▸ AIM: Produce a word-for-word copy of the listing below without its pictures.

(Collected data entries)
···

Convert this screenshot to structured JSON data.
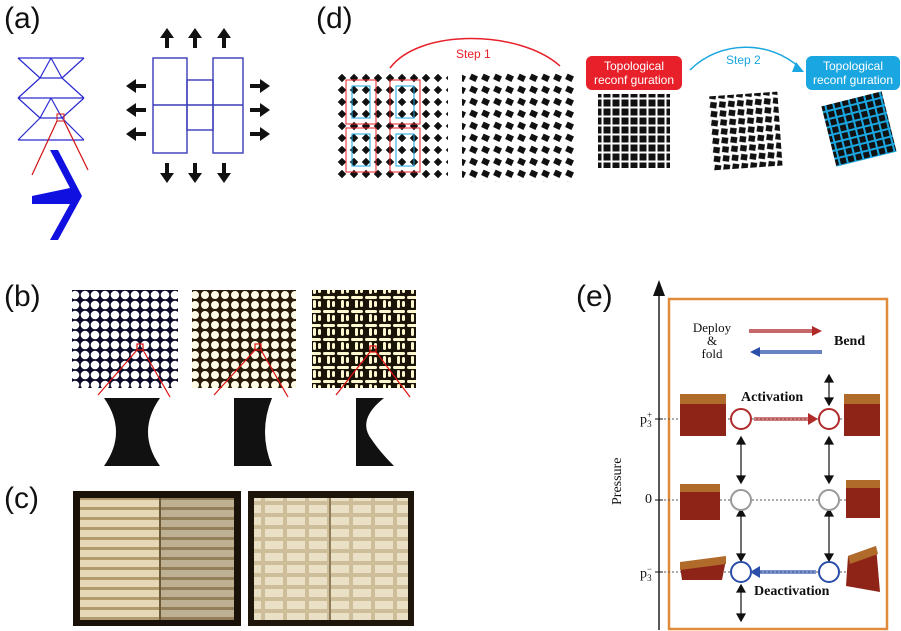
{
  "panels": {
    "a": "(a)",
    "b": "(b)",
    "c": "(c)",
    "d": "(d)",
    "e": "(e)"
  },
  "panel_d": {
    "step1": "Step 1",
    "step2": "Step 2",
    "badge_red": "Topological reconf guration",
    "badge_blue": "Topological reconf guration",
    "colors": {
      "red": "#e8202a",
      "blue": "#1aa6e0"
    }
  },
  "panel_e": {
    "deploy_fold": "Deploy & fold",
    "deploy": "Deploy",
    "amp": "&",
    "fold": "fold",
    "bend": "Bend",
    "activation": "Activation",
    "deactivation": "Deactivation",
    "pressure": "Pressure",
    "p_plus": "p",
    "p_plus_sup": "+",
    "p_sub": "3",
    "zero": "0",
    "p_minus": "p",
    "p_minus_sup": "−",
    "colors": {
      "frame": "#e08a3a",
      "red": "#b02a2a",
      "blue": "#2b4ea8"
    }
  }
}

···

▸ RESPONSE:
Convert this screenshot to structured JSON data.
{
  "panels": {
    "a": "(a)",
    "b": "(b)",
    "c": "(c)",
    "d": "(d)",
    "e": "(e)"
  },
  "panel_d": {
    "step1": "Step 1",
    "step2": "Step 2",
    "badge_red": "Topological reconf guration",
    "badge_blue": "Topological reconf guration",
    "colors": {
      "red": "#e8202a",
      "blue": "#1aa6e0"
    }
  },
  "panel_e": {
    "deploy_fold": "Deploy & fold",
    "deploy": "Deploy",
    "amp": "&",
    "fold": "fold",
    "bend": "Bend",
    "activation": "Activation",
    "deactivation": "Deactivation",
    "pressure": "Pressure",
    "p_plus": "p",
    "p_plus_sup": "+",
    "p_sub": "3",
    "zero": "0",
    "p_minus": "p",
    "p_minus_sup": "−",
    "colors": {
      "frame": "#e08a3a",
      "red": "#b02a2a",
      "blue": "#2b4ea8"
    }
  }
}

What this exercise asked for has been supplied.